→ WHAT IS EXPECTED
From the listing below, work out how many lines contain "Dorine". Reply with that number only.
◇ ◇ ◇
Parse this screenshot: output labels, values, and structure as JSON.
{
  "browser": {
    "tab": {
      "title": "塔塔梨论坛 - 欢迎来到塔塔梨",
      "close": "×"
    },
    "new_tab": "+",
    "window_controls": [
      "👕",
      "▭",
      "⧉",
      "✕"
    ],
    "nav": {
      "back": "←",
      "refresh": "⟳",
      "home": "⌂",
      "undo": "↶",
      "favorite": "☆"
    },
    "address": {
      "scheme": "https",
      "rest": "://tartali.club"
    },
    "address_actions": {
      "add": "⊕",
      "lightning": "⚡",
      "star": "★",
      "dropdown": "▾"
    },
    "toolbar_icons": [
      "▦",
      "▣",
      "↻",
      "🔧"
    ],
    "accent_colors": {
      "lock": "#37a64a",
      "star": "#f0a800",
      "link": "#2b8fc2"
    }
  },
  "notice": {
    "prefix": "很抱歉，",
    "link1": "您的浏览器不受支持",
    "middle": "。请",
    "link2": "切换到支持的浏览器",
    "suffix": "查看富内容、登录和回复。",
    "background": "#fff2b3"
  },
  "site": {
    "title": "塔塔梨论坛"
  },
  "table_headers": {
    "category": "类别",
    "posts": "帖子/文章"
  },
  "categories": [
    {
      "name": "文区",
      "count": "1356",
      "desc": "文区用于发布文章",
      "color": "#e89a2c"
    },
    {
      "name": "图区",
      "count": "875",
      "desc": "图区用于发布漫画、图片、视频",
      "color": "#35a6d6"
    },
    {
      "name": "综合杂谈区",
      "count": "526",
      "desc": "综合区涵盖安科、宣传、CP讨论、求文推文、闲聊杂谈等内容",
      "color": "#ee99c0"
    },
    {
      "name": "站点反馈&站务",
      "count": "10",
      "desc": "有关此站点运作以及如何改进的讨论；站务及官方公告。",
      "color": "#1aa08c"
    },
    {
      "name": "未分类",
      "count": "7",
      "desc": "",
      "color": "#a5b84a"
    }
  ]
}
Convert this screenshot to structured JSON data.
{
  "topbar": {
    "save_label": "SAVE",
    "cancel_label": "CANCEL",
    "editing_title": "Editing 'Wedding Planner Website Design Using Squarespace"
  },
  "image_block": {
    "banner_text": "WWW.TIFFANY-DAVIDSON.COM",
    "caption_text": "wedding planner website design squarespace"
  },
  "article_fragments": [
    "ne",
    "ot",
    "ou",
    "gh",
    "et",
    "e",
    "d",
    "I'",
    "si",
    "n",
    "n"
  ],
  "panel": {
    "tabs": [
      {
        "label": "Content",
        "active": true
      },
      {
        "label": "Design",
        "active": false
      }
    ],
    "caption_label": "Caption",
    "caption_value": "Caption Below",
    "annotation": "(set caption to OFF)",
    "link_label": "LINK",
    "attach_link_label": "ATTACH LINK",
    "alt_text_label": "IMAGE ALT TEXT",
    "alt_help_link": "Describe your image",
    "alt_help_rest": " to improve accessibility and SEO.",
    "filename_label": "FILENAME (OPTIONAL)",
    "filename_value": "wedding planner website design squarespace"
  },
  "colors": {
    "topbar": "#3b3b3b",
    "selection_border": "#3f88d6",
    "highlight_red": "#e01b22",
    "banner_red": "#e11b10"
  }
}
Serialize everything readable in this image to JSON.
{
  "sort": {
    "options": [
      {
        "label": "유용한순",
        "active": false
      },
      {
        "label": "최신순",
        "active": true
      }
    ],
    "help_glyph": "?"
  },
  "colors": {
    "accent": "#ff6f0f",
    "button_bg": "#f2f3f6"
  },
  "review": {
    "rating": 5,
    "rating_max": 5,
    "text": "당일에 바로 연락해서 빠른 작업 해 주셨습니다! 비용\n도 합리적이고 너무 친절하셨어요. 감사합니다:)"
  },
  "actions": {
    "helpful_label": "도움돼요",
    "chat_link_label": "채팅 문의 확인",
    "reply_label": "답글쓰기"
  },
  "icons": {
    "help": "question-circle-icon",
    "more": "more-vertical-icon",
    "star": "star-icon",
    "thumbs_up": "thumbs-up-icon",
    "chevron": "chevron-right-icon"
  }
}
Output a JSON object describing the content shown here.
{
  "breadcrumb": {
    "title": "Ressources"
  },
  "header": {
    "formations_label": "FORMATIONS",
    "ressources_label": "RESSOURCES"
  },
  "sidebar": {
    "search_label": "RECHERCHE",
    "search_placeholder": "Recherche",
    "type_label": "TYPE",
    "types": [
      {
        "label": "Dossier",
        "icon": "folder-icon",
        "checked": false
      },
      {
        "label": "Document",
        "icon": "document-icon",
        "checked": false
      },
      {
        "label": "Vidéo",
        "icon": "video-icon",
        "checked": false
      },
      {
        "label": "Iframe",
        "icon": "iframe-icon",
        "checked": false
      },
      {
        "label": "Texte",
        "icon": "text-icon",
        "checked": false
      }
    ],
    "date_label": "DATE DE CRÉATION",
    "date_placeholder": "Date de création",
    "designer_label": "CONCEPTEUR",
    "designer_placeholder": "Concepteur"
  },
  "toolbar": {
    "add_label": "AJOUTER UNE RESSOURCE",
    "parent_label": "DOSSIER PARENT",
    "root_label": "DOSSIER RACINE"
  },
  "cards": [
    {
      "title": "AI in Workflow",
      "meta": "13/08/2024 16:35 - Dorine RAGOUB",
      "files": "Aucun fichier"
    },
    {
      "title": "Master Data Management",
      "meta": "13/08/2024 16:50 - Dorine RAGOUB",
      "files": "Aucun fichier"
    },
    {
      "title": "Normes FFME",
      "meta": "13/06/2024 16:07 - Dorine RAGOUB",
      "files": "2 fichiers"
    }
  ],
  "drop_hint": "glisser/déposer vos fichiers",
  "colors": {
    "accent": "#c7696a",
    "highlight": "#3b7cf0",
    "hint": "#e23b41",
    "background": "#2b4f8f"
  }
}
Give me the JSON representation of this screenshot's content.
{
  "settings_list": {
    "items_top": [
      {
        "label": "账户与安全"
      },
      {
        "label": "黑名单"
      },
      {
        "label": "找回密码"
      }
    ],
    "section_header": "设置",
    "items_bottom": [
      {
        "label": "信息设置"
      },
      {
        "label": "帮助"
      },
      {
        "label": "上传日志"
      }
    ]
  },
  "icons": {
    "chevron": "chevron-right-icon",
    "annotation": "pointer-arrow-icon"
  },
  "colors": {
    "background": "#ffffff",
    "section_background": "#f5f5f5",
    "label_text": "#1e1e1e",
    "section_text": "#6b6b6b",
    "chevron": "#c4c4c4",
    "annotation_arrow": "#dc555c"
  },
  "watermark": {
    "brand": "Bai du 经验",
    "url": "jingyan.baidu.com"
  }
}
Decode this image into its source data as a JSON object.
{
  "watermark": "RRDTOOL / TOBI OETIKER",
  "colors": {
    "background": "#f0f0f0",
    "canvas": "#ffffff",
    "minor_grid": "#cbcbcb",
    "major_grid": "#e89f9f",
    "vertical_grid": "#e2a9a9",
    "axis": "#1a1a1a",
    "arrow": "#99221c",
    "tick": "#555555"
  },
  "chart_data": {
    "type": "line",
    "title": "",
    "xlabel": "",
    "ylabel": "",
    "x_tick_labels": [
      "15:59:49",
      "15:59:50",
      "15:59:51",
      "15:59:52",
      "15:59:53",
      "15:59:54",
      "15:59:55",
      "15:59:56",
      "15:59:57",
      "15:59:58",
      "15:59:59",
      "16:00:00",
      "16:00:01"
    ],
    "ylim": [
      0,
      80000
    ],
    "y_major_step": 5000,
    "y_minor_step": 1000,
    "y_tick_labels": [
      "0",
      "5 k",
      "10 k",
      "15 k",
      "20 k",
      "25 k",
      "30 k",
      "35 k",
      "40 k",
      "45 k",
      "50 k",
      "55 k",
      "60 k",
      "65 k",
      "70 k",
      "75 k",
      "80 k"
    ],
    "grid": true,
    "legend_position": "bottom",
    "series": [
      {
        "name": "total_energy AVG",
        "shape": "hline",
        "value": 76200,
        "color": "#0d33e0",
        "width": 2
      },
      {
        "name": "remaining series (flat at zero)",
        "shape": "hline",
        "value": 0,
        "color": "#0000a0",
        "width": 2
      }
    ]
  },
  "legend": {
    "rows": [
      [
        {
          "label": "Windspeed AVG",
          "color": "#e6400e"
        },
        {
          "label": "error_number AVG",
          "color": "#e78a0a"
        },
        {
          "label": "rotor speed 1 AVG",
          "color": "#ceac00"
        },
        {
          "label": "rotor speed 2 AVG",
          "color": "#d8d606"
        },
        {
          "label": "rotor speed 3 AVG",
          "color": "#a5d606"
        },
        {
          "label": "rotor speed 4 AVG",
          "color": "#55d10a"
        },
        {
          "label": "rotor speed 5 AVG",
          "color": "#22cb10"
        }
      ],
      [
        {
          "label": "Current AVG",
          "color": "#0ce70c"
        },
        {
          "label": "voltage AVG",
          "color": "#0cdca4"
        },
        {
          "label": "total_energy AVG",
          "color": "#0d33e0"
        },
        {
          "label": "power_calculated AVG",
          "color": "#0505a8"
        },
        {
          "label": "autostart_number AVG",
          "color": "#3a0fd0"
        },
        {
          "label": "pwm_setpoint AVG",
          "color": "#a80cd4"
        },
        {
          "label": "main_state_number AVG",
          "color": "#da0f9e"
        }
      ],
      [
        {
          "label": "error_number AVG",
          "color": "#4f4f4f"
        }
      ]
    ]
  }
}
◇ ◇ ◇
→ THE ANSWER
3